* [TASK REQUIREMENTS] Say how many lines in the records include the string "rosada", adding no other words.

** begin DATA RECORDS **

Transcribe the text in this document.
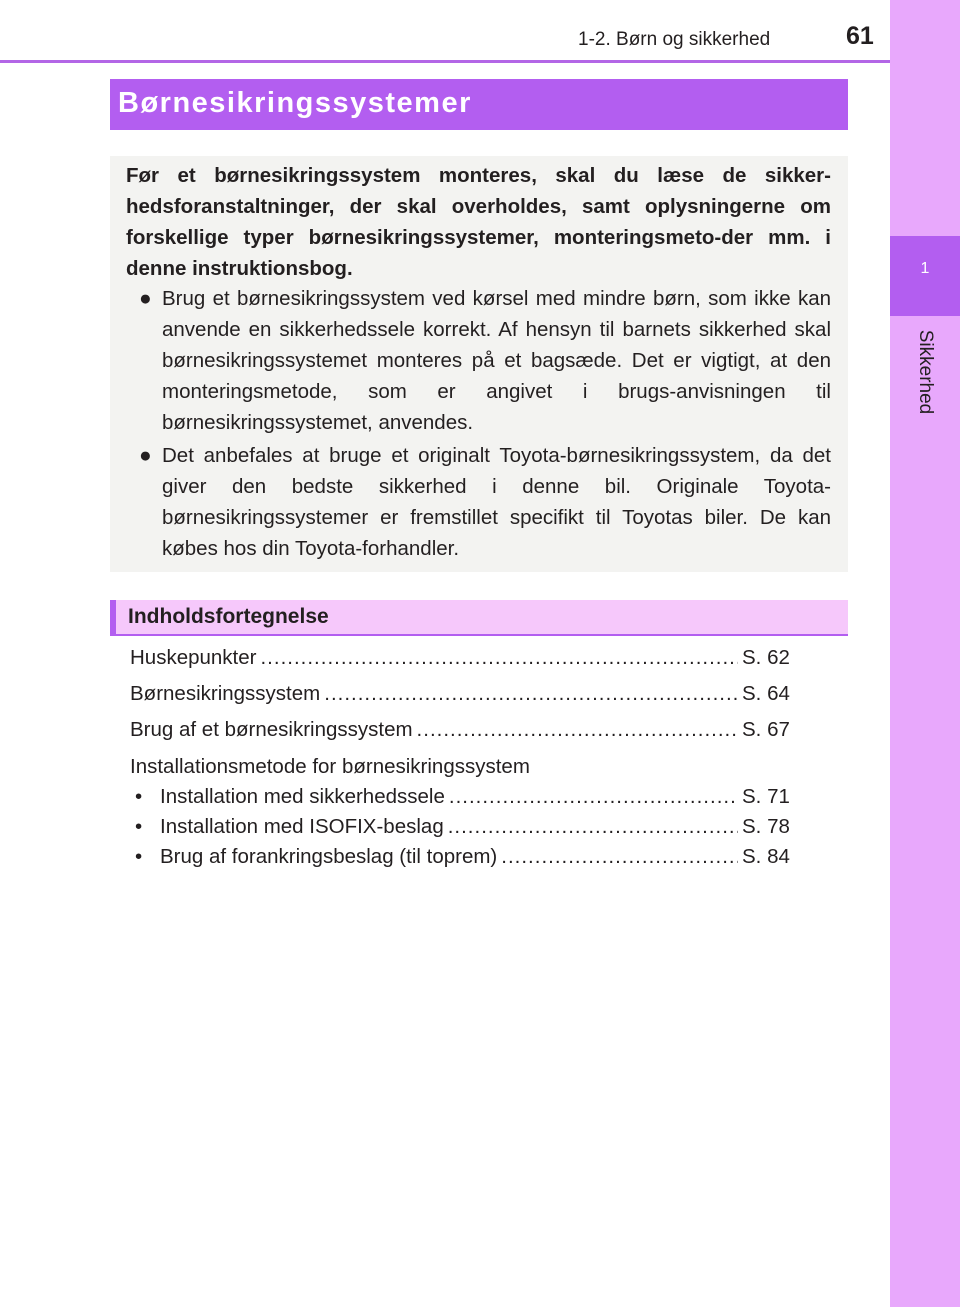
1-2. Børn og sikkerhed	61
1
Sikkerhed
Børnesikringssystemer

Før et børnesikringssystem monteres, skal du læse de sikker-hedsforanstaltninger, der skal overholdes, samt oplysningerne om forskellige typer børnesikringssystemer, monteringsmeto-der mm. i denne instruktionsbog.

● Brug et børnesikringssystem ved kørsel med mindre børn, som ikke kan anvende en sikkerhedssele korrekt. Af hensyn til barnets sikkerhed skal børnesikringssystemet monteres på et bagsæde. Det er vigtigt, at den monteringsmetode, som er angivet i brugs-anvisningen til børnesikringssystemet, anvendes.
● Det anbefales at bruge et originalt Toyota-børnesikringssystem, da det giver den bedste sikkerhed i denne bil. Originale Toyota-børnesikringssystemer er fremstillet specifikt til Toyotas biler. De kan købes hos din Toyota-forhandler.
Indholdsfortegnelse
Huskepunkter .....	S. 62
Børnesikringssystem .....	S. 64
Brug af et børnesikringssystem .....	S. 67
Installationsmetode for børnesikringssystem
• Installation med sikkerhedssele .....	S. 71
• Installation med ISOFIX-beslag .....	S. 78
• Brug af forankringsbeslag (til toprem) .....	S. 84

** end DATA RECORDS **
** begin DATA RECORDS **

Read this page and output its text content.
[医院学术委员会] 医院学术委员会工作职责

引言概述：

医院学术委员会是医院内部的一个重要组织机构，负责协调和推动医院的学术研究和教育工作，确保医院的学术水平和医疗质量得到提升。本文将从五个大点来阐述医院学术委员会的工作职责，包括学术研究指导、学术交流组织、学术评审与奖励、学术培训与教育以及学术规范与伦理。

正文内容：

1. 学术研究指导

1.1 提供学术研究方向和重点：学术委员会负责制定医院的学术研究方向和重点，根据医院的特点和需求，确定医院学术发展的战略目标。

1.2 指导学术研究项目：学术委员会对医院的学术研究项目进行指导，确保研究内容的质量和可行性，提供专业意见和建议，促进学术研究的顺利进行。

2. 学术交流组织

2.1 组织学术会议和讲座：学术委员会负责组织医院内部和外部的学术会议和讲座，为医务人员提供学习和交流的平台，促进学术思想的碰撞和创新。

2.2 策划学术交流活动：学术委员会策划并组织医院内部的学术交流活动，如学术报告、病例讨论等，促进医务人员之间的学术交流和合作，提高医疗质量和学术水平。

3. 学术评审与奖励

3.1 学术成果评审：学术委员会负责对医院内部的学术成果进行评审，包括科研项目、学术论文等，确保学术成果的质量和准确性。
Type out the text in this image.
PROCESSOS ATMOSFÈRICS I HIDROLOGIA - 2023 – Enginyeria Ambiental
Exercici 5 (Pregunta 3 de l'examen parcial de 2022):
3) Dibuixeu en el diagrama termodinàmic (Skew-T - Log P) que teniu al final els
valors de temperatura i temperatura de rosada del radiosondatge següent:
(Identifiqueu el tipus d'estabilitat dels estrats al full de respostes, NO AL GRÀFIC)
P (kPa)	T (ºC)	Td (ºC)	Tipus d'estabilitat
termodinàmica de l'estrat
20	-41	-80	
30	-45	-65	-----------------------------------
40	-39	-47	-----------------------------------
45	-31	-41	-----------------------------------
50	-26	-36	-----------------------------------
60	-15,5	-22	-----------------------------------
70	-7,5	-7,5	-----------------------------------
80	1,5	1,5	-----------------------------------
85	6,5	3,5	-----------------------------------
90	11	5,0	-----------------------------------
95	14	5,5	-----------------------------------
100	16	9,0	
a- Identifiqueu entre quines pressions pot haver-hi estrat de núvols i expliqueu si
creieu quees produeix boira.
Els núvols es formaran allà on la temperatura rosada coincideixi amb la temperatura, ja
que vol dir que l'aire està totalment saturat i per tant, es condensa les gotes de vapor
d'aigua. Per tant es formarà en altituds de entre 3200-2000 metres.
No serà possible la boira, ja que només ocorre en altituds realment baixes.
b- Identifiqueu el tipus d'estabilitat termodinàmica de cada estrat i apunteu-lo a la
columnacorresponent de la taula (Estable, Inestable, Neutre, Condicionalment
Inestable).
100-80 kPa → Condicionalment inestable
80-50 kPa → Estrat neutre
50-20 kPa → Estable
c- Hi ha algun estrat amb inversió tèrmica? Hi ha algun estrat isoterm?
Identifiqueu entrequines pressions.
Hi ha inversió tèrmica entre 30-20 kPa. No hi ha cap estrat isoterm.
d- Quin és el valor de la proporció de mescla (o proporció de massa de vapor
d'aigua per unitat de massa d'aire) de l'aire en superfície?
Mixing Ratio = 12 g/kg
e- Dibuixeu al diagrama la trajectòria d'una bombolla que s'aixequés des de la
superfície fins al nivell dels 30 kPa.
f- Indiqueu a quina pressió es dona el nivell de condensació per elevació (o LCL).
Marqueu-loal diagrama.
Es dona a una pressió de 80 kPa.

** end DATA RECORDS **
** begin DATA RECORDS **

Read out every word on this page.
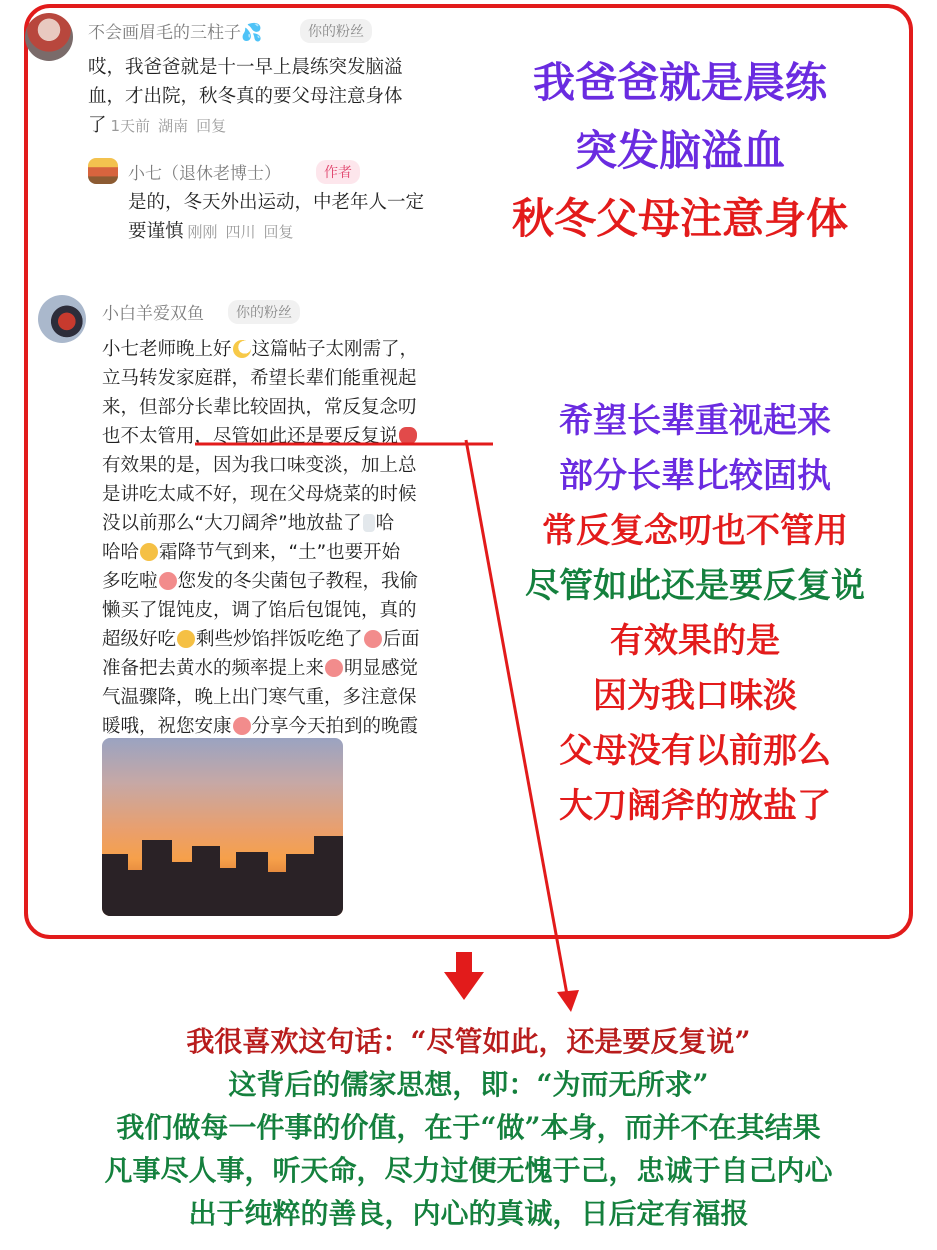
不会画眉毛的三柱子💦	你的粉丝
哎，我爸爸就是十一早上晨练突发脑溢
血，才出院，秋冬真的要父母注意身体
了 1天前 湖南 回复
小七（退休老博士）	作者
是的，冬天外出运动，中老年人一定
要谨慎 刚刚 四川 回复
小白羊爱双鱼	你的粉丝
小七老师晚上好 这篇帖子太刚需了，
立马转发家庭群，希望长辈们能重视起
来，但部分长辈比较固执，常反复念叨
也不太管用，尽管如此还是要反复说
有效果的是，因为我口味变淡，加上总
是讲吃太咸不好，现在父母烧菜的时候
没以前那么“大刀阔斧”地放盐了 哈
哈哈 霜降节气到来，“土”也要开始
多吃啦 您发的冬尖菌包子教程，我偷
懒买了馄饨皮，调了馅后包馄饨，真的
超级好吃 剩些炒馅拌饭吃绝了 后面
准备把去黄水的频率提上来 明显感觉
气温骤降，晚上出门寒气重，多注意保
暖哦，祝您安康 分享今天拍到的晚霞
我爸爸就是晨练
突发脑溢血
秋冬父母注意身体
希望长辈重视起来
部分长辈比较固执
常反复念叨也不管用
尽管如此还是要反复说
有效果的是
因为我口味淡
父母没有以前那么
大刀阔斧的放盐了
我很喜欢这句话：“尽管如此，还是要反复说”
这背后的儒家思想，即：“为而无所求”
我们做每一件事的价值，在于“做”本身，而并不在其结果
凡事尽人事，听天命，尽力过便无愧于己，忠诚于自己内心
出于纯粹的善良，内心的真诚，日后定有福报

** end DATA RECORDS **

* [EXERCISE SOLUTION] 2